»»
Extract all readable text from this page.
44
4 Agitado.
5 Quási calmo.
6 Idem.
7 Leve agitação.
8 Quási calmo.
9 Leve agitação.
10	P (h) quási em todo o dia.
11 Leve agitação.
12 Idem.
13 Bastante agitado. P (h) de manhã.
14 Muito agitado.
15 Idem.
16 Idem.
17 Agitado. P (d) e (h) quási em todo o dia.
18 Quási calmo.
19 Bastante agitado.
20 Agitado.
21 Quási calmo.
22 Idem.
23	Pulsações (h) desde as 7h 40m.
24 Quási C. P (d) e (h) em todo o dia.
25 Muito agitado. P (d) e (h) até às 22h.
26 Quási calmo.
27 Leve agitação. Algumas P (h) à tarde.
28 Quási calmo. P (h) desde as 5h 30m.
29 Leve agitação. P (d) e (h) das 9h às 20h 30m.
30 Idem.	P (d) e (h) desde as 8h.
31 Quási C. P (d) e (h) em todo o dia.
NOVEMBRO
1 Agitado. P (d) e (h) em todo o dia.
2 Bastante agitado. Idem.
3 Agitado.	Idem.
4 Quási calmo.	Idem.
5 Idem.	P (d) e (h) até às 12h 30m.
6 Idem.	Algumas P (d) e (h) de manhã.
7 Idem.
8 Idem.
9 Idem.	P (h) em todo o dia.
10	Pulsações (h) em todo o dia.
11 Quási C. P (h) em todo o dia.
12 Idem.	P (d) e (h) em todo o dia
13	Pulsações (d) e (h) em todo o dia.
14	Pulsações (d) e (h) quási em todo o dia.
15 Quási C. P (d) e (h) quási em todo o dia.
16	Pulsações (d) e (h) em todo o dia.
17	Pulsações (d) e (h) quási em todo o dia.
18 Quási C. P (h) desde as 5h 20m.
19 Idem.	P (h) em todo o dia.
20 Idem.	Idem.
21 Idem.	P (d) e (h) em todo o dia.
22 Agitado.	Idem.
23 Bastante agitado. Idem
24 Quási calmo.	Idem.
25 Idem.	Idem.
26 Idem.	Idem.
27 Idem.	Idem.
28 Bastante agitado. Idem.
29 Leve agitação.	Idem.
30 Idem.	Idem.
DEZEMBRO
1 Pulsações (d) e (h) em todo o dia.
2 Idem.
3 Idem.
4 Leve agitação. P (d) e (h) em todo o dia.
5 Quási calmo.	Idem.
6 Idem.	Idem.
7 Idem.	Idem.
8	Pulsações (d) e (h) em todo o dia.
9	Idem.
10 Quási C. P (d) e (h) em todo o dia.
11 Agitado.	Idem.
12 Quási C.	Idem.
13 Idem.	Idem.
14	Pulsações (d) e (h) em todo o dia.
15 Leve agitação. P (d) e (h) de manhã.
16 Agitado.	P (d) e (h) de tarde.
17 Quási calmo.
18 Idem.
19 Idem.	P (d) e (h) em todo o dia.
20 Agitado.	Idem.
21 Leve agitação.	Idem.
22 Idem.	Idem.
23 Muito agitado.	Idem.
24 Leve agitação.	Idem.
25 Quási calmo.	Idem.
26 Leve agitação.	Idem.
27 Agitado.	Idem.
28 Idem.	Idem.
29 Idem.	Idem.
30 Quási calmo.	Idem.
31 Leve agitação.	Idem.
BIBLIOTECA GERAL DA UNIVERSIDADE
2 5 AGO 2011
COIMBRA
««
== What you have to do ==
Set down the listing above in full, please, exactly as it appears.

== Answer for this exercise ==
Extract all readable text from this page.
44
4 Agitado.
5 Quási calmo.
6 Idem.
7 Leve agitação.
8 Quási calmo.
9 Leve agitação.
10	P (h) quási em todo o dia.
11 Leve agitação.
12 Idem.
13 Bastante agitado. P (h) de manhã.
14 Muito agitado.
15 Idem.
16 Idem.
17 Agitado. P (d) e (h) quási em todo o dia.
18 Quási calmo.
19 Bastante agitado.
20 Agitado.
21 Quási calmo.
22 Idem.
23	Pulsações (h) desde as 7h 40m.
24 Quási C. P (d) e (h) em todo o dia.
25 Muito agitado. P (d) e (h) até às 22h.
26 Quási calmo.
27 Leve agitação. Algumas P (h) à tarde.
28 Quási calmo. P (h) desde as 5h 30m.
29 Leve agitação. P (d) e (h) das 9h às 20h 30m.
30 Idem.	P (d) e (h) desde as 8h.
31 Quási C. P (d) e (h) em todo o dia.
NOVEMBRO
1 Agitado. P (d) e (h) em todo o dia.
2 Bastante agitado. Idem.
3 Agitado.	Idem.
4 Quási calmo.	Idem.
5 Idem.	P (d) e (h) até às 12h 30m.
6 Idem.	Algumas P (d) e (h) de manhã.
7 Idem.
8 Idem.
9 Idem.	P (h) em todo o dia.
10	Pulsações (h) em todo o dia.
11 Quási C. P (h) em todo o dia.
12 Idem.	P (d) e (h) em todo o dia
13	Pulsações (d) e (h) em todo o dia.
14	Pulsações (d) e (h) quási em todo o dia.
15 Quási C. P (d) e (h) quási em todo o dia.
16	Pulsações (d) e (h) em todo o dia.
17	Pulsações (d) e (h) quási em todo o dia.
18 Quási C. P (h) desde as 5h 20m.
19 Idem.	P (h) em todo o dia.
20 Idem.	Idem.
21 Idem.	P (d) e (h) em todo o dia.
22 Agitado.	Idem.
23 Bastante agitado. Idem
24 Quási calmo.	Idem.
25 Idem.	Idem.
26 Idem.	Idem.
27 Idem.	Idem.
28 Bastante agitado. Idem.
29 Leve agitação.	Idem.
30 Idem.	Idem.
DEZEMBRO
1 Pulsações (d) e (h) em todo o dia.
2 Idem.
3 Idem.
4 Leve agitação. P (d) e (h) em todo o dia.
5 Quási calmo.	Idem.
6 Idem.	Idem.
7 Idem.	Idem.
8	Pulsações (d) e (h) em todo o dia.
9	Idem.
10 Quási C. P (d) e (h) em todo o dia.
11 Agitado.	Idem.
12 Quási C.	Idem.
13 Idem.	Idem.
14	Pulsações (d) e (h) em todo o dia.
15 Leve agitação. P (d) e (h) de manhã.
16 Agitado.	P (d) e (h) de tarde.
17 Quási calmo.
18 Idem.
19 Idem.	P (d) e (h) em todo o dia.
20 Agitado.	Idem.
21 Leve agitação.	Idem.
22 Idem.	Idem.
23 Muito agitado.	Idem.
24 Leve agitação.	Idem.
25 Quási calmo.	Idem.
26 Leve agitação.	Idem.
27 Agitado.	Idem.
28 Idem.	Idem.
29 Idem.	Idem.
30 Quási calmo.	Idem.
31 Leve agitação.	Idem.
BIBLIOTECA GERAL DA UNIVERSIDADE
2 5 AGO 2011
COIMBRA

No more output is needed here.